Extract:
— begin —

Quickstart Guide
See build and linking first on how to build the library and subsequently link against it.
1. Choose a device and initialise OpenCL context
We can quickly initialse an OpenCL context with a specific device using the fclInit
function.
This functions allows us to filter and sort available devices based on their properties and choose one of them
to work with.
Example:
type(fclDevice) :: device
...
device = fclInit(vendor='nvidia,amd',type='gpu',sortBy='cores')
In this example we have specified any gpu
device belonging to vendors nvidia
OR amd
and to choose the device
with the most compute units (cores
).
We can alternatively sort devices by total global memory (sortBy='memory'
) or by maximum clock speed (sortBy='clock'
).
Additional filter fields which can be used are: extensions
to filter based on supported OpenCL extensions;
and nameLike
to filter based on the name of the device.
Example:
type(fclDevice) :: device
...
device = fclInit(type='gpu',nameLike='tesla',sortBy='memory')
If the function is able to find a device matching the criteria, then it initialises an OpenCL context on the corresponding
platform and returns an fclDevice
object on which we can create command queues.
See User guide/Setup for more detail on querying available platforms and devices with Focal and advanced methods for setting up OpenCL contexts and using multiple devices.
2. Create a command queue
Once we have an fclDevice
object for our chosen device, we can create a command queue on it which will be used to issue operations to the device:
type(fclDevice) :: device
type(fclCommandQ) :: cmdq
...

— end —

Task details:
Extend the Focal quickstart guide above, picking up right after its last line.

Extracted information:
— begin —

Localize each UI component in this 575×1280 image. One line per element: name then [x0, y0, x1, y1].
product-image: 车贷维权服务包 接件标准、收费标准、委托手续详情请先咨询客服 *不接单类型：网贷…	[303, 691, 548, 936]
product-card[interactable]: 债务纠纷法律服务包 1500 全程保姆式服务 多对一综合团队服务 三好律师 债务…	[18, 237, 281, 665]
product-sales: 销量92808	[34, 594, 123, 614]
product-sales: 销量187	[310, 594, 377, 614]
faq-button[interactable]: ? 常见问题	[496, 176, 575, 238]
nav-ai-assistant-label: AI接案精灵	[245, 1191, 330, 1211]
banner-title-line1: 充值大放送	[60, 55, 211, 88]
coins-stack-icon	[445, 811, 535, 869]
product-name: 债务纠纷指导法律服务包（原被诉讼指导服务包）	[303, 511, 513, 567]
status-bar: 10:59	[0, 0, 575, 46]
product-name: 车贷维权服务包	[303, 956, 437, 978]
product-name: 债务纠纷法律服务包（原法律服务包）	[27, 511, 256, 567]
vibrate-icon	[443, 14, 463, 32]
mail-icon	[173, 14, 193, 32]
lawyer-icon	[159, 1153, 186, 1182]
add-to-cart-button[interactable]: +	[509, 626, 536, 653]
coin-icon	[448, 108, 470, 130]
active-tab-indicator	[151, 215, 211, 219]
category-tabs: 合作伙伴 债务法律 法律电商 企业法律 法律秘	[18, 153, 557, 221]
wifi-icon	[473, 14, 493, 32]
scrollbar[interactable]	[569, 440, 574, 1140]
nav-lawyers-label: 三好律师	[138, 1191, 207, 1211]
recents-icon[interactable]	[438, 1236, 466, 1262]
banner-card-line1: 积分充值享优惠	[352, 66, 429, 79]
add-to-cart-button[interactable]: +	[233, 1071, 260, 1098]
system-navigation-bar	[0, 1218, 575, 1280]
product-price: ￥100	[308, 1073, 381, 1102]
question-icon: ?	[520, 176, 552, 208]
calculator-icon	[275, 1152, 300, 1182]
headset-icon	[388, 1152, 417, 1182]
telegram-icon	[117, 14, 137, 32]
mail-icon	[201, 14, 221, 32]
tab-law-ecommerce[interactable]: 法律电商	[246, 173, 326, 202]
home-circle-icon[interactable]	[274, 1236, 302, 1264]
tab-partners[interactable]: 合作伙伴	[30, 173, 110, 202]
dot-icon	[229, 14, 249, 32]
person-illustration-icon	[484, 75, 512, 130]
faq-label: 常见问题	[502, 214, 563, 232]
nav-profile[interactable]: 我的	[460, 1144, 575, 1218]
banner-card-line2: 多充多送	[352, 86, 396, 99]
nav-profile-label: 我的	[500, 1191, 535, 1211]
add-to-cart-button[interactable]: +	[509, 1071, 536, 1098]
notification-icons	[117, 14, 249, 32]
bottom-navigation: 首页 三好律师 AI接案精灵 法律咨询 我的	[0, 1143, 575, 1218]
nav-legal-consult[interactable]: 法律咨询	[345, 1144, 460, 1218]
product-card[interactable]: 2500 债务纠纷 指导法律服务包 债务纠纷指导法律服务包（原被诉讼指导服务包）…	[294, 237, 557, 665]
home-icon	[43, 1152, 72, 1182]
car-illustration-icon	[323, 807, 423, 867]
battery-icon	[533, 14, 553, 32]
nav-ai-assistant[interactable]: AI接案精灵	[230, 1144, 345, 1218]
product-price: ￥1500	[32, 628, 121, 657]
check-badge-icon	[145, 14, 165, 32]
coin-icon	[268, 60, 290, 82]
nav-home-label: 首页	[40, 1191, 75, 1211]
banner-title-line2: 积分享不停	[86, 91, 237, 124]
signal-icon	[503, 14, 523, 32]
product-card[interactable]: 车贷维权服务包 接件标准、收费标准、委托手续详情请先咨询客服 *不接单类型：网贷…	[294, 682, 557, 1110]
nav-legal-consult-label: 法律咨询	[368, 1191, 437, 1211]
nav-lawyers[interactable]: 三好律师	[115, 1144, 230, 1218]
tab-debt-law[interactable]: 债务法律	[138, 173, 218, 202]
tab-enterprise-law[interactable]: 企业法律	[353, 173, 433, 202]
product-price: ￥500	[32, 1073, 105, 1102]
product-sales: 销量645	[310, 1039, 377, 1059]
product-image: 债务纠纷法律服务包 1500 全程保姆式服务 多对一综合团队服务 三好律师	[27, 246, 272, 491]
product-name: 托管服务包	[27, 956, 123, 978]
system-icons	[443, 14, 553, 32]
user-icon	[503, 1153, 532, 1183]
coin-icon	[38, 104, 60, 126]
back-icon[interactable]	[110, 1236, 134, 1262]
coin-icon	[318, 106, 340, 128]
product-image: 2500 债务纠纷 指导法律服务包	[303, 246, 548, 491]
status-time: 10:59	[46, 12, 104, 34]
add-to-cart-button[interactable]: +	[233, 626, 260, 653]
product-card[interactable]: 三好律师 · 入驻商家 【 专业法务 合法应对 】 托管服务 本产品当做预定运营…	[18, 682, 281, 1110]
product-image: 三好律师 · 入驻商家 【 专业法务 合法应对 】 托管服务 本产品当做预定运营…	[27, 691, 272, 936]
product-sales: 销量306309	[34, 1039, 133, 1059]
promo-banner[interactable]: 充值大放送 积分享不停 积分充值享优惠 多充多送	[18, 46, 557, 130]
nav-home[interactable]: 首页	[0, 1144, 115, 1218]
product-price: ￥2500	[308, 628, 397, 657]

— end —

Exercise answer:
cmdq = fclCreateCommandQ(device)
The resulting command queue object cmdq
can be passed to subsequent commands to specify which command queue to use.
However, a common command queue called the default command queue exists within Focal which when set allows you to omit
the command queue object in subsequent Focal commands.
To create a command queue and set as the default command queue:
call fclSetDefaultCommandQ( fclCreateCommandQ(device) )
With this syntax, we can omit the command queue variable (cmdq
) in subsequent focal calls.
See User guide/Setup for more details on creating command queues.
3. Load and compile a kernel
A utility function fclSourceFromFile
is provided to load text from file into an allocatable Fortran character(:)
string:
character(:), allocatable :: programSource
...
call fclSourceFromFile('kernels.cl',programSource)
Here programSource
is a string containing a collection of OpenCL kernels.
OpenCL programs are compiled at runtime - this allows perfect portability since the kernels will always be compiled
for the local available hardware.
In Focal we use the fclCompileProgram
command to compile the OpenCL program before using the fclGetProgramKernel
to extract a kernel object for the particular kernel we are interested in:
type(fclProgram) :: prog
type(fclKernel) :: myKernel
...
prog = fclCompileProgram(programSource)
myKernel = fclGetProgramKernel(prog,'kernelName',global_work_size=[1000])
The optional third argument specifies the global work dimensions for the kernel; here we have specified
a one-dimensional global work set with 1000 elements.
Additional optional arguments here can include local_work_size
, work_dim
and global_work_offset
.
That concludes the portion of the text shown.